RECORDED DATA -
-=-=-
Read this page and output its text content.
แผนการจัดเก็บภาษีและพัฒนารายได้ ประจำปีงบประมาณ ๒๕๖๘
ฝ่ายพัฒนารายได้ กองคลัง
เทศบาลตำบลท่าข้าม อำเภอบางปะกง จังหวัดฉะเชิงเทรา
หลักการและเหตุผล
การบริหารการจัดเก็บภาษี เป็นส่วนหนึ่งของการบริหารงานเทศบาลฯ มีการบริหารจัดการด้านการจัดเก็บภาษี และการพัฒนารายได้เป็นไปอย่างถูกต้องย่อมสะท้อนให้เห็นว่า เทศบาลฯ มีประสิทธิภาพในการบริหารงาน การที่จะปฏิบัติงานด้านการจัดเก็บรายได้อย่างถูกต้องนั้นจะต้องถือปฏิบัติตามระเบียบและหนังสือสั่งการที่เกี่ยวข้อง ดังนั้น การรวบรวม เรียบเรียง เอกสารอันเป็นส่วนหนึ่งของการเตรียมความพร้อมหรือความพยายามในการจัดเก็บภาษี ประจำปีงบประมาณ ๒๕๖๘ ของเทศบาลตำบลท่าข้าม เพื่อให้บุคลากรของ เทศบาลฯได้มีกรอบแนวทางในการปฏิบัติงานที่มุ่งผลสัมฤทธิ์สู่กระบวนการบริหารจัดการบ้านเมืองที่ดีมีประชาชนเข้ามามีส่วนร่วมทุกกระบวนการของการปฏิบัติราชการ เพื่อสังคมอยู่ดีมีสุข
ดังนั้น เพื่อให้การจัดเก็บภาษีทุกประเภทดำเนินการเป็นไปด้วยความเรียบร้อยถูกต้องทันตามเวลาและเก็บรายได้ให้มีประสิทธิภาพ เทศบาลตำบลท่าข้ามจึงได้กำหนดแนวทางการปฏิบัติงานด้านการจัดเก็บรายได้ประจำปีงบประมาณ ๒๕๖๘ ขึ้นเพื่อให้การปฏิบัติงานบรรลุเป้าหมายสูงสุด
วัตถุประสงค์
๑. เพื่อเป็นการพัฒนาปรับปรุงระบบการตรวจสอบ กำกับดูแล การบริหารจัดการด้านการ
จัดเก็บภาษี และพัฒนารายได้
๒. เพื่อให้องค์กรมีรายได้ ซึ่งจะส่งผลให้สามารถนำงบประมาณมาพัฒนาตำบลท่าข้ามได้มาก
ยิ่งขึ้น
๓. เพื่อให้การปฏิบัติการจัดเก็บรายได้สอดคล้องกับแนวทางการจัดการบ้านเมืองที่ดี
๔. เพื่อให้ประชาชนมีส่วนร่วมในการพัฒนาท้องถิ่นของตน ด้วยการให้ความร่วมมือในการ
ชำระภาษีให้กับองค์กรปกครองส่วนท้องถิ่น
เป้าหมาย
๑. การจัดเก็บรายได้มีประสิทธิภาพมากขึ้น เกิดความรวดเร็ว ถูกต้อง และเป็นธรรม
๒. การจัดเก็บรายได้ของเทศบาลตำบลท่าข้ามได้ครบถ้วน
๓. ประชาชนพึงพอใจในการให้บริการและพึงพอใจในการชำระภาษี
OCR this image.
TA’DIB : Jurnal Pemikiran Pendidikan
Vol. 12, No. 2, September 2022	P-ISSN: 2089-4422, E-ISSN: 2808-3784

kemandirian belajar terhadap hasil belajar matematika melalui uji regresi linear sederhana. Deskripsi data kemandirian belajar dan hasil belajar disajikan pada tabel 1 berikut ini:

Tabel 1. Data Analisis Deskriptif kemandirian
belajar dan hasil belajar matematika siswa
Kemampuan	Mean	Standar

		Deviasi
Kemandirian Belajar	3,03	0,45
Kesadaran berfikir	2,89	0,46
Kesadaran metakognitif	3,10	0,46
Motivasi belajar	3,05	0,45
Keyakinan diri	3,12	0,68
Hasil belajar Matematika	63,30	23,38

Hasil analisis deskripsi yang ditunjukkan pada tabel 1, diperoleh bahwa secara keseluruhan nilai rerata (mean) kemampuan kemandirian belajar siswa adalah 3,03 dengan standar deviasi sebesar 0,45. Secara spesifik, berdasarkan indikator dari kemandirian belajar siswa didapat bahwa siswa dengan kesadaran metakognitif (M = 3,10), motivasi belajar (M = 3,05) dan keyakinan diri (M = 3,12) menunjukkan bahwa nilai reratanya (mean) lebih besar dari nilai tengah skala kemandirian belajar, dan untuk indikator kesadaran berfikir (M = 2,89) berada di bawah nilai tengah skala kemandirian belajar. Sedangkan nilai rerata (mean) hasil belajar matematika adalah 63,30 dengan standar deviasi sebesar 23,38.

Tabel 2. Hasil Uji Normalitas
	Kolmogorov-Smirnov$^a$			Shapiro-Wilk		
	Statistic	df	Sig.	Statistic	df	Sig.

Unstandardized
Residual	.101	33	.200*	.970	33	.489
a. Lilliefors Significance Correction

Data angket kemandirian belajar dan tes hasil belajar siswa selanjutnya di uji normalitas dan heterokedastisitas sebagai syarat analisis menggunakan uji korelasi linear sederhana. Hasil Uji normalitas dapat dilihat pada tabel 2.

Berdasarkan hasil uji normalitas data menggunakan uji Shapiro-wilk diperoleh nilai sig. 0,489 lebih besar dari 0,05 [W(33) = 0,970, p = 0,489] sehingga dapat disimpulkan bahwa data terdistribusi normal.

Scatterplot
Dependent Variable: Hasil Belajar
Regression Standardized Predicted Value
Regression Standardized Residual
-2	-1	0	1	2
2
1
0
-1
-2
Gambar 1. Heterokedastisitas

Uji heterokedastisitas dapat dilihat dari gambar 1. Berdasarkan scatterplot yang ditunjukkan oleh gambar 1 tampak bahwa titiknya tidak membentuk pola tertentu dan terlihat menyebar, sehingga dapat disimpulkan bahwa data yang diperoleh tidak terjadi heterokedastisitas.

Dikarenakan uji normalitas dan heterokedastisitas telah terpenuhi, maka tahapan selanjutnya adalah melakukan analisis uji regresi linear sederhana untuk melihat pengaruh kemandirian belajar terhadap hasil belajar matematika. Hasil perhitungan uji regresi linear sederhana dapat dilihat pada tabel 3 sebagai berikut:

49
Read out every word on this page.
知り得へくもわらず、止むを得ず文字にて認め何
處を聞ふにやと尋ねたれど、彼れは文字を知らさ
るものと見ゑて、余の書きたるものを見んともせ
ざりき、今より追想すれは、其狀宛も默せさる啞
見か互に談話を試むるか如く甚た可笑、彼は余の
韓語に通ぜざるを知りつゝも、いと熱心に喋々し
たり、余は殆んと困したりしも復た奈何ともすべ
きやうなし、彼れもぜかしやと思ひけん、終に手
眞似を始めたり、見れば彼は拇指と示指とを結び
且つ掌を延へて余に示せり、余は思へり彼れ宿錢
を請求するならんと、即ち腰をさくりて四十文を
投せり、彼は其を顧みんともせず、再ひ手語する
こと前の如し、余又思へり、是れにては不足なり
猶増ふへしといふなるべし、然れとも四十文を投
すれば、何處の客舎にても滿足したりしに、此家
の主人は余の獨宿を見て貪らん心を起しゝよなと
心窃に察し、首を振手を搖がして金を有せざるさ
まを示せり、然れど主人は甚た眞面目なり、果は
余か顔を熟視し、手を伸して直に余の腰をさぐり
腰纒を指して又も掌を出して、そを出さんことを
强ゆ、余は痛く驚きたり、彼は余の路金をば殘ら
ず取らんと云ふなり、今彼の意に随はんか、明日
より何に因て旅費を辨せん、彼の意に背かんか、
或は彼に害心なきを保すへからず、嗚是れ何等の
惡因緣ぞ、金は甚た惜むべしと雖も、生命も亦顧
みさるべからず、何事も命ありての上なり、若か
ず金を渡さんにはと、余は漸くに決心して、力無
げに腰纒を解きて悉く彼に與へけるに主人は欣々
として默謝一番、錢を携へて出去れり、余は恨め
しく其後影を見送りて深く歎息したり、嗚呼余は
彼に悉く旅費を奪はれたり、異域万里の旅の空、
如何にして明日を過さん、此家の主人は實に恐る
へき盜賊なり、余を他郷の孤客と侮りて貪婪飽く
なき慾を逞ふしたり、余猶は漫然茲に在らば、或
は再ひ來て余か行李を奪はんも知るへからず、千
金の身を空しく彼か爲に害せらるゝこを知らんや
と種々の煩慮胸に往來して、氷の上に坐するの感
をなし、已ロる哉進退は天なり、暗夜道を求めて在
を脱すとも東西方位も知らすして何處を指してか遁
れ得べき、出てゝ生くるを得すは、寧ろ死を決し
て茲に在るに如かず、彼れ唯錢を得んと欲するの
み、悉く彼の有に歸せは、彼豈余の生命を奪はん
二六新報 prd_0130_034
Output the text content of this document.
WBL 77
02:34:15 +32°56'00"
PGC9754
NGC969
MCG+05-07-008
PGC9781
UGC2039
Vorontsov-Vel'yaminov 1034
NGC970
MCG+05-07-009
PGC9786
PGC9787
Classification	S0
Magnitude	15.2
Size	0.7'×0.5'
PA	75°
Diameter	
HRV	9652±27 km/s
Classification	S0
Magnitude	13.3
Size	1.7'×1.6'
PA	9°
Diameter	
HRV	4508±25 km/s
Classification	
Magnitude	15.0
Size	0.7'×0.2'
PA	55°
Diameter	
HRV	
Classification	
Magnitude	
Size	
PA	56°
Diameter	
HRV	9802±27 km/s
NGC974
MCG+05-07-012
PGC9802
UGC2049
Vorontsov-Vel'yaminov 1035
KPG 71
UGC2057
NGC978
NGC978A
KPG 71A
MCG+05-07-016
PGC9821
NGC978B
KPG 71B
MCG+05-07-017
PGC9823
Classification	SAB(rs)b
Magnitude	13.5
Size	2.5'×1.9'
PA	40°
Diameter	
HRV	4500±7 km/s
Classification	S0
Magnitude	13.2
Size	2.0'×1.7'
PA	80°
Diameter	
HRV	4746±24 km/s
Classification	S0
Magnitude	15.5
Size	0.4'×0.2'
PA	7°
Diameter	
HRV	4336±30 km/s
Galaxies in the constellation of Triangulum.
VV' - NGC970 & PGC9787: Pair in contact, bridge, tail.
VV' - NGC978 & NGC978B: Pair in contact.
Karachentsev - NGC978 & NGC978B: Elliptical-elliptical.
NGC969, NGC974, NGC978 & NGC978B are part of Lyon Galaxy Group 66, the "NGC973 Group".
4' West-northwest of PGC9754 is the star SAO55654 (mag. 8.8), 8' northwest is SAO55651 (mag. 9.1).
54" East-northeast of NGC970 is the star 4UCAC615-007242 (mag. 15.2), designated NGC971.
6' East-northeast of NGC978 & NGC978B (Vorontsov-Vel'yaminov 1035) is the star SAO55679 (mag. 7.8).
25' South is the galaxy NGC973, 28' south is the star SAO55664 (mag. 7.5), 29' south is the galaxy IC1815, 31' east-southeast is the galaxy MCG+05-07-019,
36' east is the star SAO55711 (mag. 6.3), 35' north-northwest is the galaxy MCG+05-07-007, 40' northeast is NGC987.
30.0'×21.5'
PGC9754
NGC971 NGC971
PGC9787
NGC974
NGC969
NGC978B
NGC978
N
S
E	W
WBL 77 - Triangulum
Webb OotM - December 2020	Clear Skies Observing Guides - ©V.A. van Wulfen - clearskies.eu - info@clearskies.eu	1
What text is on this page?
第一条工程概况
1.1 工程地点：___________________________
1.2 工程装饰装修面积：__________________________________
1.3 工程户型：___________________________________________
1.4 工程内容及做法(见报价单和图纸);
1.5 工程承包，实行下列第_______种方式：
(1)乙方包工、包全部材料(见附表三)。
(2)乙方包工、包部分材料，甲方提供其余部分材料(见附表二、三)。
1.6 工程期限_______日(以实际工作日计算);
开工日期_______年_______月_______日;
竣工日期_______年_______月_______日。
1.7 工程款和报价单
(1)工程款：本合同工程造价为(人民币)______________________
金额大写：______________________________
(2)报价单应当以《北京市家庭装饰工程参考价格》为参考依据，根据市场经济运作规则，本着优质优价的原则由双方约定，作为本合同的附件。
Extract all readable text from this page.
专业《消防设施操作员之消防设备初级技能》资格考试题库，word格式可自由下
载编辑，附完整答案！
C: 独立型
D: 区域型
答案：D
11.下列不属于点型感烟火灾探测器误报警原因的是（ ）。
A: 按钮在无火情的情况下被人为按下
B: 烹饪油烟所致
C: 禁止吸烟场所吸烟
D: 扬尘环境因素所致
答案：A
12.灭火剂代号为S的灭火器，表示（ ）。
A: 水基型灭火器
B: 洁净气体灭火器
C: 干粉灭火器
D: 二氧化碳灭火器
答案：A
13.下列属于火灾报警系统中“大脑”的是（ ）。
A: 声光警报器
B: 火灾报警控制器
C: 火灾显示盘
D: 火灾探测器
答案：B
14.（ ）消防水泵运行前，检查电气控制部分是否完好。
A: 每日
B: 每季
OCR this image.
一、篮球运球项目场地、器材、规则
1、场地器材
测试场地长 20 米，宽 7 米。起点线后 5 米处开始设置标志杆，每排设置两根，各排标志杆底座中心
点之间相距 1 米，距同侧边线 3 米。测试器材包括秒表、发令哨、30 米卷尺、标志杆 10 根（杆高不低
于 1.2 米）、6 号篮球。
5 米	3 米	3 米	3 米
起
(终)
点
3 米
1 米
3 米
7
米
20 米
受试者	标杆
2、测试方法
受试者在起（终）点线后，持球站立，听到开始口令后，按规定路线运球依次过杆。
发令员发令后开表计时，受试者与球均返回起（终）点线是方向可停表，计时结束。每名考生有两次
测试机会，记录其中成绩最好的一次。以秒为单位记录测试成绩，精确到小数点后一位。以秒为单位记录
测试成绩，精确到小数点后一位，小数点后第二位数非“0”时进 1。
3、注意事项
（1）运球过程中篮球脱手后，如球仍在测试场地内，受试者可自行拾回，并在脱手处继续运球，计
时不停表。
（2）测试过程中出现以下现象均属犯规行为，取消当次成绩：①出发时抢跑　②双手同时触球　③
-=-=-
WHAT IS REQUIRED - For the entries shown above, give the number of lines that include the word "berfikir", without any other text.

THE COMPLETED TASK - 2